***** INFORMATION GIVEN *****

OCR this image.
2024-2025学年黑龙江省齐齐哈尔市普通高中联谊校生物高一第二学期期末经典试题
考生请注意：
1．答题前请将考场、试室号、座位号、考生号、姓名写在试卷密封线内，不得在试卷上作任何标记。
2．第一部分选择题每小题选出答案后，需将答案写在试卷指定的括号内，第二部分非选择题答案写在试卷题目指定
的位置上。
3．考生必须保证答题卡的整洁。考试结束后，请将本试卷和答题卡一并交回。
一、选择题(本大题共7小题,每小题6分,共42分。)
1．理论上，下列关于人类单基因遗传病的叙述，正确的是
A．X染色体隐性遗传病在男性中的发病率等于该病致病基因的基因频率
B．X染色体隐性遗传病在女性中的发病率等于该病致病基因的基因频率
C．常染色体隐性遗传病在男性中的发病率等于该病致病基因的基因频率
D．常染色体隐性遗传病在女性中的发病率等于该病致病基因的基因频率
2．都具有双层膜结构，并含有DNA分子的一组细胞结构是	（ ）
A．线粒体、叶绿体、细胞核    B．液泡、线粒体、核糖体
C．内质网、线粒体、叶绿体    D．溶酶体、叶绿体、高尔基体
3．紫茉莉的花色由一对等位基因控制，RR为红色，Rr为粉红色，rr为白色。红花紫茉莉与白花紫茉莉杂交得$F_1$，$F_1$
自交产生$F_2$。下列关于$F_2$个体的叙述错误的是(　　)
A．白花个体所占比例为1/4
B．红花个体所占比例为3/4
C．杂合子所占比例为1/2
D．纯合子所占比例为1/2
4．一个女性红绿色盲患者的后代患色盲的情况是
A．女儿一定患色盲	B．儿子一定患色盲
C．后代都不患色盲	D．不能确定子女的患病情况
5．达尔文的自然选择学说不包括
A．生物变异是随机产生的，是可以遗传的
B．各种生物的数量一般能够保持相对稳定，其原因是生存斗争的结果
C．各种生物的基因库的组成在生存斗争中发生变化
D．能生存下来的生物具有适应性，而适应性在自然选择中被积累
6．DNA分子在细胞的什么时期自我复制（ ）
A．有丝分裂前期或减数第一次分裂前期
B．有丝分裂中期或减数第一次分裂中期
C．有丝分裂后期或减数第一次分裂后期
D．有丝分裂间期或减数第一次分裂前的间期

*****

STATED PROBLEM :: Write the data from above out again, exactly.

RESPONSE ::
OCR this image.
2024-2025学年黑龙江省齐齐哈尔市普通高中联谊校生物高一第二学期期末经典试题
考生请注意：
1．答题前请将考场、试室号、座位号、考生号、姓名写在试卷密封线内，不得在试卷上作任何标记。
2．第一部分选择题每小题选出答案后，需将答案写在试卷指定的括号内，第二部分非选择题答案写在试卷题目指定
的位置上。
3．考生必须保证答题卡的整洁。考试结束后，请将本试卷和答题卡一并交回。
一、选择题(本大题共7小题,每小题6分,共42分。)
1．理论上，下列关于人类单基因遗传病的叙述，正确的是
A．X染色体隐性遗传病在男性中的发病率等于该病致病基因的基因频率
B．X染色体隐性遗传病在女性中的发病率等于该病致病基因的基因频率
C．常染色体隐性遗传病在男性中的发病率等于该病致病基因的基因频率
D．常染色体隐性遗传病在女性中的发病率等于该病致病基因的基因频率
2．都具有双层膜结构，并含有DNA分子的一组细胞结构是	（ ）
A．线粒体、叶绿体、细胞核    B．液泡、线粒体、核糖体
C．内质网、线粒体、叶绿体    D．溶酶体、叶绿体、高尔基体
3．紫茉莉的花色由一对等位基因控制，RR为红色，Rr为粉红色，rr为白色。红花紫茉莉与白花紫茉莉杂交得$F_1$，$F_1$
自交产生$F_2$。下列关于$F_2$个体的叙述错误的是(　　)
A．白花个体所占比例为1/4
B．红花个体所占比例为3/4
C．杂合子所占比例为1/2
D．纯合子所占比例为1/2
4．一个女性红绿色盲患者的后代患色盲的情况是
A．女儿一定患色盲	B．儿子一定患色盲
C．后代都不患色盲	D．不能确定子女的患病情况
5．达尔文的自然选择学说不包括
A．生物变异是随机产生的，是可以遗传的
B．各种生物的数量一般能够保持相对稳定，其原因是生存斗争的结果
C．各种生物的基因库的组成在生存斗争中发生变化
D．能生存下来的生物具有适应性，而适应性在自然选择中被积累
6．DNA分子在细胞的什么时期自我复制（ ）
A．有丝分裂前期或减数第一次分裂前期
B．有丝分裂中期或减数第一次分裂中期
C．有丝分裂后期或减数第一次分裂后期
D．有丝分裂间期或减数第一次分裂前的间期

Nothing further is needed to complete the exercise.